Your objective: Look through the material and copy each line holding "Bendros".

Supplied material:
══════════════════════════════
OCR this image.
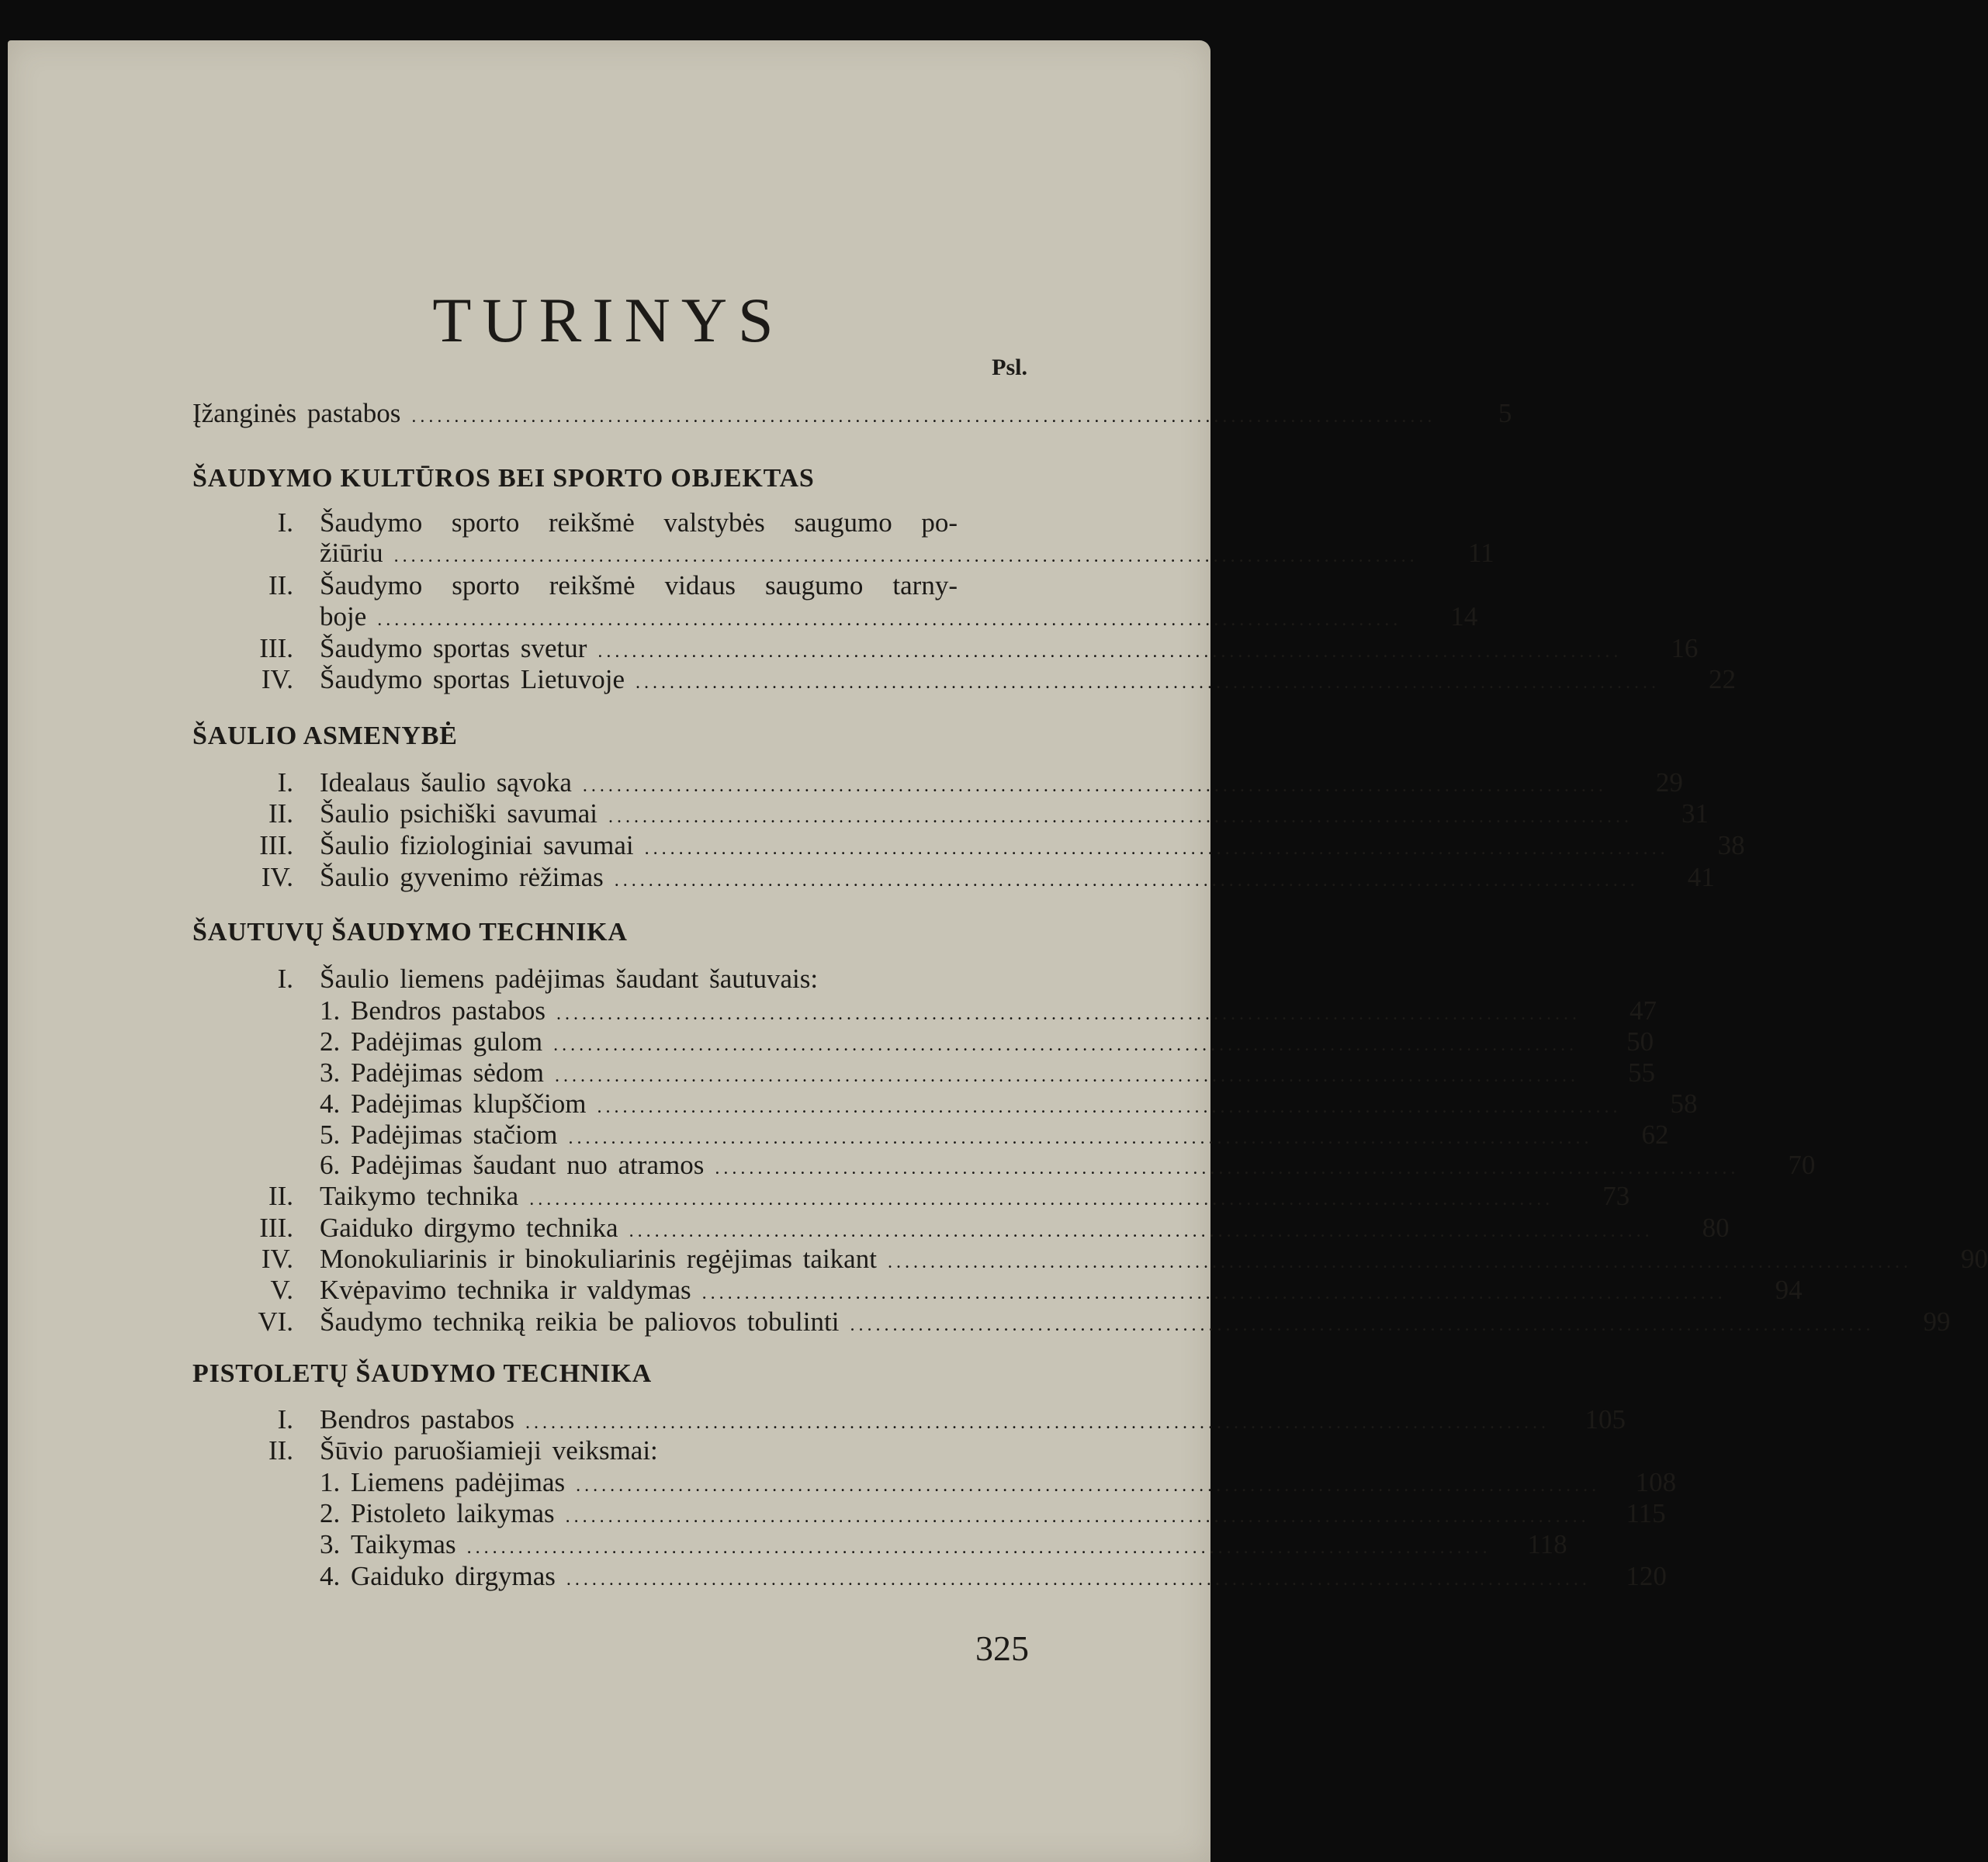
TURINYS
Psl.
Įžanginės pastabos ........................................................................................................................	5
ŠAUDYMO KULTŪROS BEI SPORTO OBJEKTAS
I. Šaudymo sporto reikšmė valstybės saugumo po-
žiūriu ........................................................................................................................	11
II. Šaudymo sporto reikšmė vidaus saugumo tarny-
boje ........................................................................................................................	14
III. Šaudymo sportas svetur ........................................................................................................................	16
IV. Šaudymo sportas Lietuvoje ........................................................................................................................	22
ŠAULIO ASMENYBĖ
I. Idealaus šaulio sąvoka ........................................................................................................................	29
II. Šaulio psichiški savumai ........................................................................................................................	31
III. Šaulio fiziologiniai savumai ........................................................................................................................	38
IV. Šaulio gyvenimo rėžimas ........................................................................................................................	41
ŠAUTUVŲ ŠAUDYMO TECHNIKA
I. Šaulio liemens padėjimas šaudant šautuvais:
1. Bendros pastabos ........................................................................................................................	47
2. Padėjimas gulom ........................................................................................................................	50
3. Padėjimas sėdom ........................................................................................................................	55
4. Padėjimas klupščiom ........................................................................................................................	58
5. Padėjimas stačiom ........................................................................................................................	62
6. Padėjimas šaudant nuo atramos ........................................................................................................................	70
II. Taikymo technika ........................................................................................................................	73
III. Gaiduko dirgymo technika ........................................................................................................................	80
IV. Monokuliarinis ir binokuliarinis regėjimas taikant ........................................................................................................................	90
V. Kvėpavimo technika ir valdymas ........................................................................................................................	94
VI. Šaudymo techniką reikia be paliovos tobulinti ........................................................................................................................	99
PISTOLETŲ ŠAUDYMO TECHNIKA
I. Bendros pastabos ........................................................................................................................	105
II. Šūvio paruošiamieji veiksmai:
1. Liemens padėjimas ........................................................................................................................	108
2. Pistoleto laikymas ........................................................................................................................	115
3. Taikymas ........................................................................................................................	118
4. Gaiduko dirgymas ........................................................................................................................	120
325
══════════════════════════════
Solved exercise:
1. Bendros pastabos ........................................................................................................................	47
I. Bendros pastabos ........................................................................................................................	105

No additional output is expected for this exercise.